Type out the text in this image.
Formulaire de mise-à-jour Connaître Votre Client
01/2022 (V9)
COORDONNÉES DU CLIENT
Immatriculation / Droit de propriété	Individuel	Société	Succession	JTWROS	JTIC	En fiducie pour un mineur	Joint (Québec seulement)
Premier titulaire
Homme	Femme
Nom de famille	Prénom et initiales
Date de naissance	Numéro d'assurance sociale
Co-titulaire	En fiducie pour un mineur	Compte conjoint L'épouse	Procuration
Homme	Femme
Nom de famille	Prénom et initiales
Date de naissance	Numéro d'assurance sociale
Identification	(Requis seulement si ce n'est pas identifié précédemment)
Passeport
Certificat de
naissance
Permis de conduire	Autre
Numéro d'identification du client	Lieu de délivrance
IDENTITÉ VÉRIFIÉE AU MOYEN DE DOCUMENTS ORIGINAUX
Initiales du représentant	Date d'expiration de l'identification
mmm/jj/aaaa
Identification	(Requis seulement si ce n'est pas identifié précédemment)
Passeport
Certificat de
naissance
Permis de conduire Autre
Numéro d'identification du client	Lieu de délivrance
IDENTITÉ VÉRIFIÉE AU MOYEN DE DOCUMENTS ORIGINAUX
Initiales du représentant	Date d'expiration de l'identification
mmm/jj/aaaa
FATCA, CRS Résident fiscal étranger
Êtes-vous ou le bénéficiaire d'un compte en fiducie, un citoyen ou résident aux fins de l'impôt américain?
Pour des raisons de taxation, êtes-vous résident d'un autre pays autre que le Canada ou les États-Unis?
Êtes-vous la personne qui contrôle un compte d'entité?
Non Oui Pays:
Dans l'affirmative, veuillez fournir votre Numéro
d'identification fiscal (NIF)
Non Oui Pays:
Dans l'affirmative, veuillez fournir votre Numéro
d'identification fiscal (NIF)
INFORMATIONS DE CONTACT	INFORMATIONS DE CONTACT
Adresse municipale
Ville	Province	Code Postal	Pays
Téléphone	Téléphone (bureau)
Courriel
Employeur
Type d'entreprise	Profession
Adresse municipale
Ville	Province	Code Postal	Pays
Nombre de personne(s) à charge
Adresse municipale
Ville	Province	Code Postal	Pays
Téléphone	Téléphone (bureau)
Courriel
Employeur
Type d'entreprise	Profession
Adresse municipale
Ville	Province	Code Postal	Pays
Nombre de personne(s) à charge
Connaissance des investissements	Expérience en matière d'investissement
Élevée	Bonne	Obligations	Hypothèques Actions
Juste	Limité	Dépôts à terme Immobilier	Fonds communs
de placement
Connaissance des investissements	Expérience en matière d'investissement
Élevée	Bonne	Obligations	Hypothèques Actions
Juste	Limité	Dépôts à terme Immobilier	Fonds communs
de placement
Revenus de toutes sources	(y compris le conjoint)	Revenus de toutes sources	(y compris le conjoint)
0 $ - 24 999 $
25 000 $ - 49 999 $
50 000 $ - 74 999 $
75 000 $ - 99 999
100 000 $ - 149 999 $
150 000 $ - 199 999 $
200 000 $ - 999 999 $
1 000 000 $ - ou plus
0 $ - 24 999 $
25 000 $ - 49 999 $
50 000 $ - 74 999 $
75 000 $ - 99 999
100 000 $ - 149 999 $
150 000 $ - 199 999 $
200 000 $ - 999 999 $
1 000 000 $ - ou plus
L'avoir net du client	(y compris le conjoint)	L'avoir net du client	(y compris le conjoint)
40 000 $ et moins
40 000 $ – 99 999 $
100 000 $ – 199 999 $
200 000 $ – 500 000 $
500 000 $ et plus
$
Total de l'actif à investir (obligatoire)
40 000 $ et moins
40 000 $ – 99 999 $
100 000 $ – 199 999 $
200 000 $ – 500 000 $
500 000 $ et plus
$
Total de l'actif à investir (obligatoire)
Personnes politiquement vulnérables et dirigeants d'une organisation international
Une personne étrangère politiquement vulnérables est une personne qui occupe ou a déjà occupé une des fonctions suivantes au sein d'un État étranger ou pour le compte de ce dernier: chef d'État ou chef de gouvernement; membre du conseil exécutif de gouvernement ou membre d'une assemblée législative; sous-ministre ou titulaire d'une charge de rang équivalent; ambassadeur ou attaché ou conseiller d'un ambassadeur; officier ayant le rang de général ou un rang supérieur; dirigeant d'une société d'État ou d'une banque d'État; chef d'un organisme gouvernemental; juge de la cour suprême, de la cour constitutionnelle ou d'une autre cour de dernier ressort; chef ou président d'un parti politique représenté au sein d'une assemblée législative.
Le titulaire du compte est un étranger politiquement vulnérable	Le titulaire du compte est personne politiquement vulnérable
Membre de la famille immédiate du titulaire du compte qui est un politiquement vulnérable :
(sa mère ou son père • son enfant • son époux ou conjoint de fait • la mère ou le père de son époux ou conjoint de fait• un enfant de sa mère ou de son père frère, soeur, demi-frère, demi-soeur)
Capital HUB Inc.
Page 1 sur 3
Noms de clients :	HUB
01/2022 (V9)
━━━━━━━━━━━━━━━━━━━━━━━━━━━━━━
## TO BE DONE
Select every line of the material above holding the word "vous" and copy it.

## SOLUTION
Êtes-vous ou le bénéficiaire d'un compte en fiducie, un citoyen ou résident aux fins de l'impôt américain?
Pour des raisons de taxation, êtes-vous résident d'un autre pays autre que le Canada ou les États-Unis?
Êtes-vous la personne qui contrôle un compte d'entité?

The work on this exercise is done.